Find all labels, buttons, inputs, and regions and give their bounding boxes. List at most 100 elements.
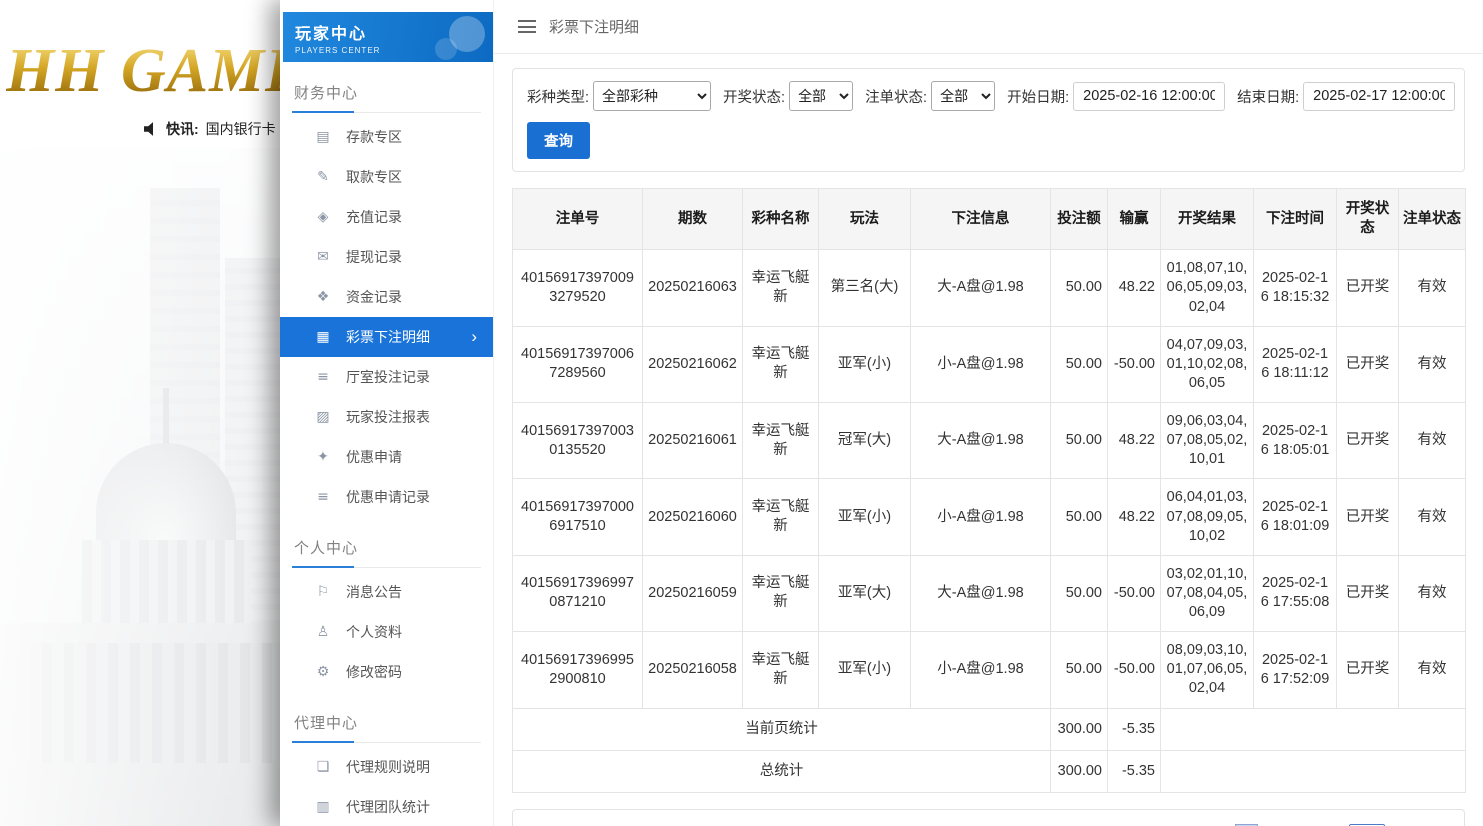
cell-bet_info: 大-A盘@1.98 xyxy=(911,250,1051,326)
summary-empty xyxy=(1161,750,1466,792)
lottery-type-select[interactable]: 全部彩种 xyxy=(593,81,711,111)
sidebar-item-label: 代理规则说明 xyxy=(346,757,430,777)
summary-empty xyxy=(1161,708,1466,750)
cell-amount: 50.00 xyxy=(1051,479,1108,555)
cell-order_no: 401569173969952900810 xyxy=(513,632,643,708)
cell-play: 亚军(大) xyxy=(819,555,911,631)
cell-bet_info: 小-A盘@1.98 xyxy=(911,632,1051,708)
table-row: 40156917396995290081020250216058幸运飞艇新亚军(… xyxy=(513,632,1466,708)
cell-amount: 50.00 xyxy=(1051,326,1108,402)
summary-row-current-page: 当前页统计 300.00 -5.35 xyxy=(513,708,1466,750)
cell-winloss: -50.00 xyxy=(1108,555,1161,631)
main-header: 彩票下注明细 xyxy=(494,0,1483,54)
table-row: 40156917397000691751020250216060幸运飞艇新亚军(… xyxy=(513,479,1466,555)
cell-play: 第三名(大) xyxy=(819,250,911,326)
sidebar-item-funds-records[interactable]: ❖资金记录 xyxy=(280,277,493,317)
withdrawal-records-icon: ✉ xyxy=(315,249,331,265)
sidebar-item-recharge-records[interactable]: ◈充值记录 xyxy=(280,197,493,237)
pagination-bar: 每页显示20条 共6条 首页 上一页 1 下一页 第 页 跳转 xyxy=(512,809,1465,826)
sidebar-item-profile[interactable]: ♙个人资料 xyxy=(280,612,493,652)
sidebar-item-hall-bet-records[interactable]: ≡ 厅室投注记录 xyxy=(280,357,493,397)
order-status-label: 注单状态: xyxy=(865,86,927,107)
column-header: 玩法 xyxy=(819,189,911,250)
cell-lottery: 幸运飞艇新 xyxy=(743,326,819,402)
sidebar-item-promo-apply[interactable]: ✦优惠申请 xyxy=(280,437,493,477)
column-header: 注单号 xyxy=(513,189,643,250)
sidebar-item-label: 优惠申请记录 xyxy=(346,487,430,507)
summary-label: 总统计 xyxy=(513,750,1051,792)
sidebar-item-label: 个人资料 xyxy=(346,622,402,642)
cell-order_no: 401569173970030135520 xyxy=(513,403,643,479)
column-header: 下注时间 xyxy=(1254,189,1337,250)
cell-time: 2025-02-16 18:15:32 xyxy=(1254,250,1337,326)
sidebar-section-heading: 财务中心 xyxy=(292,76,481,113)
cell-lottery: 幸运飞艇新 xyxy=(743,479,819,555)
agent-rules-icon: ❏ xyxy=(315,759,331,775)
ticker-text: 国内银行卡 xyxy=(206,119,276,139)
sidebar-section-heading: 个人中心 xyxy=(292,531,481,568)
column-header: 输赢 xyxy=(1108,189,1161,250)
draw-status-select[interactable]: 全部 xyxy=(789,81,853,111)
cell-play: 亚军(小) xyxy=(819,632,911,708)
sidebar-section-heading: 代理中心 xyxy=(292,706,481,743)
cell-result: 04,07,09,03,01,10,02,08,06,05 xyxy=(1161,326,1254,402)
end-date-input[interactable] xyxy=(1303,82,1455,111)
summary-amount: 300.00 xyxy=(1051,750,1108,792)
draw-status-label: 开奖状态: xyxy=(723,86,785,107)
cell-time: 2025-02-16 17:52:09 xyxy=(1254,632,1337,708)
sidebar-item-label: 取款专区 xyxy=(346,167,402,187)
cell-draw_status: 已开奖 xyxy=(1337,403,1399,479)
cell-bet_info: 小-A盘@1.98 xyxy=(911,479,1051,555)
sidebar-item-player-bet-report[interactable]: ▨玩家投注报表 xyxy=(280,397,493,437)
summary-winloss: -5.35 xyxy=(1108,708,1161,750)
sidebar-item-withdraw-zone[interactable]: ✎ 取款专区 xyxy=(280,157,493,197)
cell-period: 20250216059 xyxy=(643,555,743,631)
cell-winloss: 48.22 xyxy=(1108,250,1161,326)
cell-period: 20250216062 xyxy=(643,326,743,402)
cell-period: 20250216063 xyxy=(643,250,743,326)
chevron-right-icon: › xyxy=(471,327,477,347)
cell-lottery: 幸运飞艇新 xyxy=(743,250,819,326)
sidebar-item-change-password[interactable]: ⚙修改密码 xyxy=(280,652,493,692)
sidebar-item-label: 修改密码 xyxy=(346,662,402,682)
cell-order_status: 有效 xyxy=(1399,479,1466,555)
column-header: 期数 xyxy=(643,189,743,250)
sidebar-item-label: 代理团队统计 xyxy=(346,797,430,817)
table-row: 40156917397003013552020250216061幸运飞艇新冠军(… xyxy=(513,403,1466,479)
sidebar-item-lottery-bet-details[interactable]: ▦彩票下注明细› xyxy=(280,317,493,357)
column-header: 彩种名称 xyxy=(743,189,819,250)
player-center-panel: 玩家中心 PLAYERS CENTER 财务中心▤存款专区✎取款专区◈充值记录✉… xyxy=(280,0,1483,826)
cell-draw_status: 已开奖 xyxy=(1337,250,1399,326)
sidebar-item-promo-apply-records[interactable]: ≡优惠申请记录 xyxy=(280,477,493,517)
cell-amount: 50.00 xyxy=(1051,403,1108,479)
table-header-row: 注单号期数彩种名称玩法下注信息投注额输赢开奖结果下注时间开奖状态注单状态 xyxy=(513,189,1466,250)
sidebar-item-label: 厅室投注记录 xyxy=(346,367,430,387)
deposit-zone-icon: ▤ xyxy=(315,129,331,145)
column-header: 开奖状态 xyxy=(1337,189,1399,250)
withdraw-zone-icon: ✎ xyxy=(315,169,331,185)
cell-bet_info: 大-A盘@1.98 xyxy=(911,555,1051,631)
funds-records-icon: ❖ xyxy=(315,289,331,305)
cell-order_no: 401569173970006917510 xyxy=(513,479,643,555)
sidebar-header: 玩家中心 PLAYERS CENTER xyxy=(283,12,493,62)
cell-amount: 50.00 xyxy=(1051,555,1108,631)
order-status-select[interactable]: 全部 xyxy=(931,81,995,111)
cell-time: 2025-02-16 17:55:08 xyxy=(1254,555,1337,631)
recharge-records-icon: ◈ xyxy=(315,209,331,225)
start-date-input[interactable] xyxy=(1073,82,1225,111)
cell-result: 01,08,07,10,06,05,09,03,02,04 xyxy=(1161,250,1254,326)
end-date-label: 结束日期: xyxy=(1237,86,1299,107)
main-area: 彩票下注明细 彩种类型: 全部彩种 开奖状态: 全部 xyxy=(494,0,1483,826)
sidebar-item-agent-team-stats[interactable]: ▥代理团队统计 xyxy=(280,787,493,826)
cell-draw_status: 已开奖 xyxy=(1337,632,1399,708)
sidebar-item-deposit-zone[interactable]: ▤存款专区 xyxy=(280,117,493,157)
sidebar-item-withdrawal-records[interactable]: ✉提现记录 xyxy=(280,237,493,277)
cell-period: 20250216060 xyxy=(643,479,743,555)
sidebar-item-agent-rules[interactable]: ❏ 代理规则说明 xyxy=(280,747,493,787)
menu-icon[interactable] xyxy=(518,20,536,33)
sidebar-subtitle: PLAYERS CENTER xyxy=(295,46,481,55)
sidebar-item-announcements[interactable]: ⚐消息公告 xyxy=(280,572,493,612)
cell-bet_info: 大-A盘@1.98 xyxy=(911,403,1051,479)
hall-bet-records-icon: ≡ xyxy=(315,369,331,385)
search-button[interactable]: 查询 xyxy=(527,122,590,159)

========

● EXERCISE:
Reproduce every line of the material above word for word, leaving out the pictures.

● FINISHED TASK:
Find all labels, buttons, inputs, and regions and give their bounding boxes. List at most 100 elements.
cell-bet_info: 大-A盘@1.98 xyxy=(911,250,1051,326)
summary-empty xyxy=(1161,750,1466,792)
lottery-type-select[interactable]: 全部彩种 xyxy=(593,81,711,111)
sidebar-item-label: 代理规则说明 xyxy=(346,757,430,777)
summary-empty xyxy=(1161,708,1466,750)
cell-amount: 50.00 xyxy=(1051,479,1108,555)
cell-order_no: 401569173969952900810 xyxy=(513,632,643,708)
cell-play: 亚军(大) xyxy=(819,555,911,631)
cell-bet_info: 小-A盘@1.98 xyxy=(911,632,1051,708)
table-row: 40156917396995290081020250216058幸运飞艇新亚军(… xyxy=(513,632,1466,708)
cell-amount: 50.00 xyxy=(1051,326,1108,402)
summary-row-current-page: 当前页统计 300.00 -5.35 xyxy=(513,708,1466,750)
cell-winloss: -50.00 xyxy=(1108,555,1161,631)
main-header: 彩票下注明细 xyxy=(494,0,1483,54)
table-row: 40156917397000691751020250216060幸运飞艇新亚军(… xyxy=(513,479,1466,555)
cell-play: 第三名(大) xyxy=(819,250,911,326)
sidebar-item-funds-records[interactable]: ❖资金记录 xyxy=(280,277,493,317)
withdrawal-records-icon: ✉ xyxy=(315,249,331,265)
sidebar-item-recharge-records[interactable]: ◈充值记录 xyxy=(280,197,493,237)
pagination-bar: 每页显示20条 共6条 首页 上一页 1 下一页 第 页 跳转 xyxy=(512,809,1465,826)
sidebar-item-profile[interactable]: ♙个人资料 xyxy=(280,612,493,652)
sidebar-item-hall-bet-records[interactable]: ≡ 厅室投注记录 xyxy=(280,357,493,397)
order-status-label: 注单状态: xyxy=(865,86,927,107)
column-header: 玩法 xyxy=(819,189,911,250)
cell-lottery: 幸运飞艇新 xyxy=(743,326,819,402)
sidebar-item-promo-apply[interactable]: ✦优惠申请 xyxy=(280,437,493,477)
column-header: 注单号 xyxy=(513,189,643,250)
sidebar-item-label: 优惠申请记录 xyxy=(346,487,430,507)
summary-label: 总统计 xyxy=(513,750,1051,792)
sidebar-item-label: 个人资料 xyxy=(346,622,402,642)
cell-order_no: 401569173970030135520 xyxy=(513,403,643,479)
column-header: 下注时间 xyxy=(1254,189,1337,250)
cell-time: 2025-02-16 18:15:32 xyxy=(1254,250,1337,326)
sidebar-section-heading: 财务中心 xyxy=(292,76,481,113)
cell-lottery: 幸运飞艇新 xyxy=(743,479,819,555)
agent-rules-icon: ❏ xyxy=(315,759,331,775)
ticker-text: 国内银行卡 xyxy=(206,119,276,139)
sidebar-section-heading: 个人中心 xyxy=(292,531,481,568)
column-header: 输赢 xyxy=(1108,189,1161,250)
draw-status-select[interactable]: 全部 xyxy=(789,81,853,111)
cell-play: 亚军(小) xyxy=(819,632,911,708)
sidebar-section-heading: 代理中心 xyxy=(292,706,481,743)
cell-result: 04,07,09,03,01,10,02,08,06,05 xyxy=(1161,326,1254,402)
end-date-input[interactable] xyxy=(1303,82,1455,111)
summary-amount: 300.00 xyxy=(1051,750,1108,792)
draw-status-label: 开奖状态: xyxy=(723,86,785,107)
cell-time: 2025-02-16 17:52:09 xyxy=(1254,632,1337,708)
sidebar-item-label: 取款专区 xyxy=(346,167,402,187)
cell-draw_status: 已开奖 xyxy=(1337,403,1399,479)
cell-bet_info: 小-A盘@1.98 xyxy=(911,479,1051,555)
sidebar-item-player-bet-report[interactable]: ▨玩家投注报表 xyxy=(280,397,493,437)
summary-winloss: -5.35 xyxy=(1108,708,1161,750)
sidebar-item-withdraw-zone[interactable]: ✎ 取款专区 xyxy=(280,157,493,197)
cell-period: 20250216059 xyxy=(643,555,743,631)
cell-winloss: 48.22 xyxy=(1108,250,1161,326)
cell-period: 20250216062 xyxy=(643,326,743,402)
cell-period: 20250216063 xyxy=(643,250,743,326)
chevron-right-icon: › xyxy=(471,327,477,347)
cell-lottery: 幸运飞艇新 xyxy=(743,250,819,326)
sidebar-item-change-password[interactable]: ⚙修改密码 xyxy=(280,652,493,692)
sidebar-item-label: 修改密码 xyxy=(346,662,402,682)
cell-order_status: 有效 xyxy=(1399,479,1466,555)
column-header: 期数 xyxy=(643,189,743,250)
sidebar-item-label: 代理团队统计 xyxy=(346,797,430,817)
table-row: 40156917397003013552020250216061幸运飞艇新冠军(… xyxy=(513,403,1466,479)
sidebar-item-lottery-bet-details[interactable]: ▦彩票下注明细› xyxy=(280,317,493,357)
column-header: 彩种名称 xyxy=(743,189,819,250)
player-center-panel: 玩家中心 PLAYERS CENTER 财务中心▤存款专区✎取款专区◈充值记录✉… xyxy=(280,0,1483,826)
cell-draw_status: 已开奖 xyxy=(1337,250,1399,326)
sidebar-item-promo-apply-records[interactable]: ≡优惠申请记录 xyxy=(280,477,493,517)
cell-amount: 50.00 xyxy=(1051,403,1108,479)
table-header-row: 注单号期数彩种名称玩法下注信息投注额输赢开奖结果下注时间开奖状态注单状态 xyxy=(513,189,1466,250)
sidebar-item-label: 厅室投注记录 xyxy=(346,367,430,387)
deposit-zone-icon: ▤ xyxy=(315,129,331,145)
column-header: 开奖状态 xyxy=(1337,189,1399,250)
withdraw-zone-icon: ✎ xyxy=(315,169,331,185)
cell-bet_info: 大-A盘@1.98 xyxy=(911,555,1051,631)
funds-records-icon: ❖ xyxy=(315,289,331,305)
cell-order_no: 401569173970006917510 xyxy=(513,479,643,555)
sidebar-header: 玩家中心 PLAYERS CENTER xyxy=(283,12,493,62)
cell-amount: 50.00 xyxy=(1051,555,1108,631)
order-status-select[interactable]: 全部 xyxy=(931,81,995,111)
cell-time: 2025-02-16 17:55:08 xyxy=(1254,555,1337,631)
recharge-records-icon: ◈ xyxy=(315,209,331,225)
start-date-input[interactable] xyxy=(1073,82,1225,111)
cell-result: 01,08,07,10,06,05,09,03,02,04 xyxy=(1161,250,1254,326)
end-date-label: 结束日期: xyxy=(1237,86,1299,107)
main-area: 彩票下注明细 彩种类型: 全部彩种 开奖状态: 全部 xyxy=(494,0,1483,826)
sidebar-item-agent-team-stats[interactable]: ▥代理团队统计 xyxy=(280,787,493,826)
cell-draw_status: 已开奖 xyxy=(1337,632,1399,708)
sidebar-item-deposit-zone[interactable]: ▤存款专区 xyxy=(280,117,493,157)
sidebar-item-withdrawal-records[interactable]: ✉提现记录 xyxy=(280,237,493,277)
cell-period: 20250216060 xyxy=(643,479,743,555)
sidebar-item-agent-rules[interactable]: ❏ 代理规则说明 xyxy=(280,747,493,787)
menu-icon[interactable] xyxy=(518,20,536,33)
sidebar-subtitle: PLAYERS CENTER xyxy=(295,46,481,55)
sidebar-item-announcements[interactable]: ⚐消息公告 xyxy=(280,572,493,612)
cell-bet_info: 大-A盘@1.98 xyxy=(911,403,1051,479)
hall-bet-records-icon: ≡ xyxy=(315,369,331,385)
search-button[interactable]: 查询 xyxy=(527,122,590,159)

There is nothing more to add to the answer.